#### Set problem
Can you reproduce, character for character, the lines of the records below that begin at the line containing "cell-time: 10:52:34.95 <box>48 181" and stop after the line containing "menu-item-go-to-error-tag[interactable]: Go to", and nothing else?

# START OF Dataset rows

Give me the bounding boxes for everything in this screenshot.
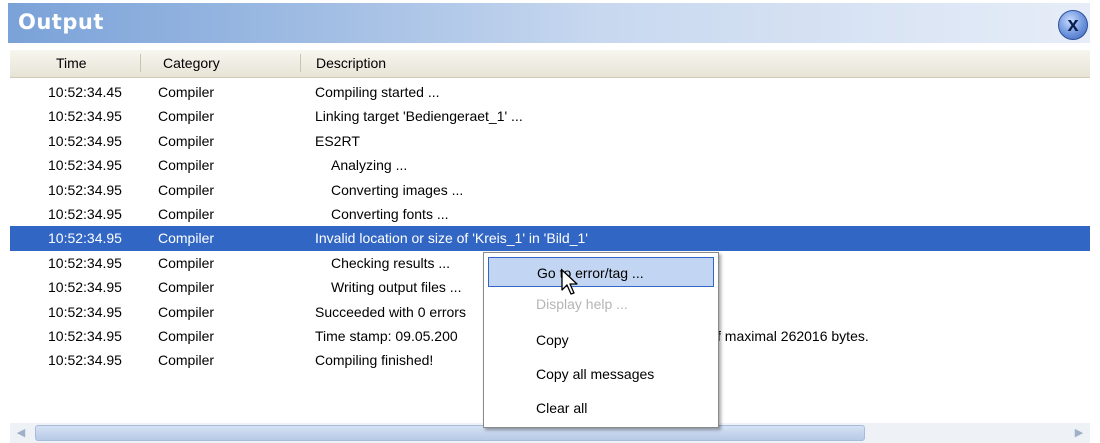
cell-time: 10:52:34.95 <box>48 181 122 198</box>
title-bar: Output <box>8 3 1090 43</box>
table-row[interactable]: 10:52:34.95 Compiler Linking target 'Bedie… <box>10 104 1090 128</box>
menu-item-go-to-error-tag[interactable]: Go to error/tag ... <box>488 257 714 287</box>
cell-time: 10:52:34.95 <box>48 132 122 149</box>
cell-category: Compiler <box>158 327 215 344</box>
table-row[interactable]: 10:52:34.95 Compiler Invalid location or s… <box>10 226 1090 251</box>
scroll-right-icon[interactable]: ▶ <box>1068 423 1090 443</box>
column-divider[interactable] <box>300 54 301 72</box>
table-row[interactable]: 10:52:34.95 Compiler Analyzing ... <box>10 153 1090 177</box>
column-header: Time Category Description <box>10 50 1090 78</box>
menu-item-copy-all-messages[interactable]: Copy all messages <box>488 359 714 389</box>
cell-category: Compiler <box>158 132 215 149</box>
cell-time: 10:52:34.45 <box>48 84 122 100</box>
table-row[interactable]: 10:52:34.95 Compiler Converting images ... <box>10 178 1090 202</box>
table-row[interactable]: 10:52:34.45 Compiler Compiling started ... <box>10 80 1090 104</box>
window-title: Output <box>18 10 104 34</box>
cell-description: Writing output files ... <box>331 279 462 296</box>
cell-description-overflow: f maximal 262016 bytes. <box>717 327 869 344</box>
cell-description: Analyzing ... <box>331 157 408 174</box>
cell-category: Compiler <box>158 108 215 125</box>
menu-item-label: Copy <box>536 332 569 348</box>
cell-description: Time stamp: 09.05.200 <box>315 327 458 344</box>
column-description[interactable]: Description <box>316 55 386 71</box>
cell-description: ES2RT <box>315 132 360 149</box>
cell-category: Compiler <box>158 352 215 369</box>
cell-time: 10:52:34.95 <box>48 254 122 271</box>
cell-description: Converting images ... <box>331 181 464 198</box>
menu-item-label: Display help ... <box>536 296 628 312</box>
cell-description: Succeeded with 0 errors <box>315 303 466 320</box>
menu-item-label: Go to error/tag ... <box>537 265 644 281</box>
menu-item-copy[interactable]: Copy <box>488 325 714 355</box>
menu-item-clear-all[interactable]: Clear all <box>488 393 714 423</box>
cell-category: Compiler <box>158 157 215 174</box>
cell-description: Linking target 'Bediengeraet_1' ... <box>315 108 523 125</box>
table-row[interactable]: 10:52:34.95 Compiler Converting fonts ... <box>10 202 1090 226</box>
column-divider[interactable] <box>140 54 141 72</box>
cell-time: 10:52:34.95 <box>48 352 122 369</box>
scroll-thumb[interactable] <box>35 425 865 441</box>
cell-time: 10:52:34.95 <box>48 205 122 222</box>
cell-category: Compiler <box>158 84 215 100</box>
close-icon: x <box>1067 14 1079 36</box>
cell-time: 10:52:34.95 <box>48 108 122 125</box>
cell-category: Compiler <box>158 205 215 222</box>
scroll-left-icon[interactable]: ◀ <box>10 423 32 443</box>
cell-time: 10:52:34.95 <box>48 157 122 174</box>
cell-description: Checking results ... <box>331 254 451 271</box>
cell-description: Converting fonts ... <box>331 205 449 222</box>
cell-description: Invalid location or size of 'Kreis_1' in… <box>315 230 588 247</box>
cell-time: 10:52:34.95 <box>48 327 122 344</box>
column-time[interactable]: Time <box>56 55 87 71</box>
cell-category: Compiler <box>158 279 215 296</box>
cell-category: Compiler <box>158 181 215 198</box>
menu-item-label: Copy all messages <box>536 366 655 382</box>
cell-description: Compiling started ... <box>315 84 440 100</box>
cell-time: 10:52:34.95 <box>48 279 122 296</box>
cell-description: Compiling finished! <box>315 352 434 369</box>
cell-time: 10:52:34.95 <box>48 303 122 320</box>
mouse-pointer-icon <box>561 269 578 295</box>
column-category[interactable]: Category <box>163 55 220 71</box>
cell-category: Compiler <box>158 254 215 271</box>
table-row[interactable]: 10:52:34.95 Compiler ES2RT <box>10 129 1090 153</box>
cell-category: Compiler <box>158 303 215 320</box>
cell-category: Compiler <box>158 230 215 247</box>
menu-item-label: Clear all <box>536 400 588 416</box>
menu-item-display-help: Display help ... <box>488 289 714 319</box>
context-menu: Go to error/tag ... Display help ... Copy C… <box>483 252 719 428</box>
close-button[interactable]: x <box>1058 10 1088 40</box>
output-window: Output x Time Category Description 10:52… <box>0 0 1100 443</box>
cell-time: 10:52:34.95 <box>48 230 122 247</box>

# END OF Dataset rows
# START OF Dataset rows

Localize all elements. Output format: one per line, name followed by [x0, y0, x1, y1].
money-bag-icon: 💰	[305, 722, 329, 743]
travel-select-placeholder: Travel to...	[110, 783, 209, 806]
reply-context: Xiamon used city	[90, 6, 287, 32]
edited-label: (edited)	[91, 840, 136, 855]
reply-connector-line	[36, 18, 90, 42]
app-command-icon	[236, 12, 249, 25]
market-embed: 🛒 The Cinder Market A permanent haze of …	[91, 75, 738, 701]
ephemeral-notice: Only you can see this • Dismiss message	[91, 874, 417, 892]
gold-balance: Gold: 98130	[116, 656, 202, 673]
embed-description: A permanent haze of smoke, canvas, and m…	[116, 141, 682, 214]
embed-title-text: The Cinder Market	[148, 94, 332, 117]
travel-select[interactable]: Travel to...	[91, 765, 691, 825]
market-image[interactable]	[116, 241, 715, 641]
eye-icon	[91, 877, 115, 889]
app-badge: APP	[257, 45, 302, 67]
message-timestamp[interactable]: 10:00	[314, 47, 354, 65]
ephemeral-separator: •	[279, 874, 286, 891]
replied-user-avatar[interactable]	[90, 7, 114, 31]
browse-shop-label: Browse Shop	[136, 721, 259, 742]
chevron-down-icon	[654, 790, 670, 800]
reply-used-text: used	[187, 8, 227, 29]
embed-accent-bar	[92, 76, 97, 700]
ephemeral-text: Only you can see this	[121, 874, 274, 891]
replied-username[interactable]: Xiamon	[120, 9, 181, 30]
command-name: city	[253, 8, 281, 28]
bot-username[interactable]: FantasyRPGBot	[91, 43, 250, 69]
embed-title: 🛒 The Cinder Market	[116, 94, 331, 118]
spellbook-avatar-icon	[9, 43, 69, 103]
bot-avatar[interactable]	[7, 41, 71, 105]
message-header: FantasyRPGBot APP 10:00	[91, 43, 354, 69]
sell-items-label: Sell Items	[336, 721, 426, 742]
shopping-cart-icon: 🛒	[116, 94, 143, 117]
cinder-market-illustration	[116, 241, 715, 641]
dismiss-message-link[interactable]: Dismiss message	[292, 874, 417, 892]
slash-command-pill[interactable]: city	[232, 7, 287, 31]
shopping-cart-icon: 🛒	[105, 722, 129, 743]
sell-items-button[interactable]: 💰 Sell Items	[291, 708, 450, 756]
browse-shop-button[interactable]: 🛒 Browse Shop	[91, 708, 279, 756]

# END OF Dataset rows

#### Solved problem
cell-time: 10:52:34.95 <box>48 181 122 198</box>
title-bar: Output <box>8 3 1090 43</box>
table-row[interactable]: 10:52:34.95 Compiler Linking target 'Bedie… <box>10 104 1090 128</box>
menu-item-go-to-error-tag[interactable]: Go to error/tag ... <box>488 257 714 287</box>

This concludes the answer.